Goal -> In the San Diego siege passage below, condense the paragraph beginning "The Californios continued harassing" into a short bulleted list that keeps its main facts.

Text passage ->

# # # # #

The Americans and Californios who were inside old town were constantly harassed by snipers, who shot into the town every night, especially when the U.S. flag was raised and lowered. A Californio partisan shot at Miguel de Pedrorena and the bullet passed through his hat. Meanwhile the Americans dragged the old cannons from Ft. Guijarros at the end of Point Loma to the west end of the town and built a barricade using adobes from the town.9 The Californio strategy was to drive all the cattle and edible stock into the hills while laying siege to the pueblo, hoping to starve the Americans out. They guarded the roads out of the town to prevent “spies” from escaping to locate food for the population. These spies were undoubtedly Californios or Indians who had joined the Americans. Finally with the help of a local Indian chief, the Americans secured about 600 sheep who were herded onto an island that was connected to the mainland at low tide.10
The Californios continued harassing and besieging the pueblo for the next month. The deaths mounted. On November 1, 1846, Commodore Stockton arrived with reinforcements and sent out a patrol twenty miles south of San Diego, past present day Tijuana, to “acquire” a herd of cattle but was unsuccessful. On November 18 the Californios staged an unsuccessful attack on the American positions in the pueblo. They were led by José Antonio Carrillo with a force of between 80 and 100 men. During the battle three Californios were mortally wounded. Following the attack, there were sporadic encounters. An American soldier who strayed 300 yards from the protection of the town to water his horse was lanced by a Californio soldier and died. An Indian was killed while he was herding sheep destined for the American troops.

# # # # #

Dataset extract ->
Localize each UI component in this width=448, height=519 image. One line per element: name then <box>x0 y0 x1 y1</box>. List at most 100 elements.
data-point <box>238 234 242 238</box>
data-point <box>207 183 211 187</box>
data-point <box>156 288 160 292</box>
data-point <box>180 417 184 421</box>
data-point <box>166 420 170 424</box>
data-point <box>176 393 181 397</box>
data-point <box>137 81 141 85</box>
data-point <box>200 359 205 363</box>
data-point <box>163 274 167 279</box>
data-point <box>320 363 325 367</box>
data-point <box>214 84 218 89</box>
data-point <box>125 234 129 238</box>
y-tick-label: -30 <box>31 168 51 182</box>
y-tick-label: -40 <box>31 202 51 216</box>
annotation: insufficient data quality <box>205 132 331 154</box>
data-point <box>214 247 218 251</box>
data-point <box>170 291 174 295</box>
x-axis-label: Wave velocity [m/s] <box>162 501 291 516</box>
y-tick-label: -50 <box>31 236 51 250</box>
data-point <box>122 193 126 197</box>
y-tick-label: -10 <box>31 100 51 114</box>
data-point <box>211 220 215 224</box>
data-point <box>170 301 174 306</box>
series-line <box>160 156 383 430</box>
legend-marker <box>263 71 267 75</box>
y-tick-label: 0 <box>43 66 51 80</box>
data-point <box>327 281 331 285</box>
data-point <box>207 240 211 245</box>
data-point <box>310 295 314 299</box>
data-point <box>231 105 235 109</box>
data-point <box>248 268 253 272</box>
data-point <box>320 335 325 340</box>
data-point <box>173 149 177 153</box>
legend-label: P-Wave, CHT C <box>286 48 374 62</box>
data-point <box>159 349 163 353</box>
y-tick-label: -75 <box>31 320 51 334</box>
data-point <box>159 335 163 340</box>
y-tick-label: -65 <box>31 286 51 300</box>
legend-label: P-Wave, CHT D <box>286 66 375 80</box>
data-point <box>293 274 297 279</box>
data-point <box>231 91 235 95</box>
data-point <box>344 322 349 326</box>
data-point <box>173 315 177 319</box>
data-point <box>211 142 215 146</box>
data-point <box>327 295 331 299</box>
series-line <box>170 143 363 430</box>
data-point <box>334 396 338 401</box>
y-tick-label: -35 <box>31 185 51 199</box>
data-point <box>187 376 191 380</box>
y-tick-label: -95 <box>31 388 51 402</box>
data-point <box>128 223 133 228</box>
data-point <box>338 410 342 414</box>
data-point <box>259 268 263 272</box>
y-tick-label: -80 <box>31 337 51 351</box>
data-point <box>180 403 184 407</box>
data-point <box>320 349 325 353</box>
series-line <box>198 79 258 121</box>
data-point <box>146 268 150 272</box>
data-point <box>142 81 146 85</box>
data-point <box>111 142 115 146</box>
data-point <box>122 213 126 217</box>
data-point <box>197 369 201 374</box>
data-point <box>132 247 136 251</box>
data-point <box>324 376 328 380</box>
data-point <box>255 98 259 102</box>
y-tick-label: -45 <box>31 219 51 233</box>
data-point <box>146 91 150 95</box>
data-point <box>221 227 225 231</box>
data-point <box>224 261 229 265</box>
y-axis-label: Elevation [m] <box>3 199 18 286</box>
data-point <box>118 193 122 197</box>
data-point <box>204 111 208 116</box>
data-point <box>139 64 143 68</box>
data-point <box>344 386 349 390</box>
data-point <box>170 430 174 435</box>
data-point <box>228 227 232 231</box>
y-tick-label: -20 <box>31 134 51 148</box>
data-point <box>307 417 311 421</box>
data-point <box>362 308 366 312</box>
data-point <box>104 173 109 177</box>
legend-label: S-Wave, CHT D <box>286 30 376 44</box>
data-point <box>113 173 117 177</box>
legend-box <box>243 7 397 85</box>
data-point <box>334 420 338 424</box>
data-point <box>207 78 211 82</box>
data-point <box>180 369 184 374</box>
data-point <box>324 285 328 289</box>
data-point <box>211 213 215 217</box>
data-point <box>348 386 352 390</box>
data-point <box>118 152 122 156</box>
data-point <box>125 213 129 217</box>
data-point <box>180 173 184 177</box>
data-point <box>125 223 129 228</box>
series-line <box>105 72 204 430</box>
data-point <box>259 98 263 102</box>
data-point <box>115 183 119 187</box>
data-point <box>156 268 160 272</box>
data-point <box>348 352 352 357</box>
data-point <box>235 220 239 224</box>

# # # # #

Exercise solution ->
- The Californios kept harassing and besieging the pueblo for another month, and deaths mounted.
- On November 1, 1846, Commodore Stockton arrived with reinforcements. He sent a patrol twenty miles south of San Diego, past present-day Tijuana, to take a herd of cattle, but it failed.
- On November 18, José Antonio Carrillo led 80 to 100 Californios in an unsuccessful attack on the American positions. Three Californios were mortally wounded.
- Sporadic encounters followed. A Californio lanced and killed an American soldier who had gone 300 yards from town to water his horse. An Indian herding sheep for the American troops was also killed.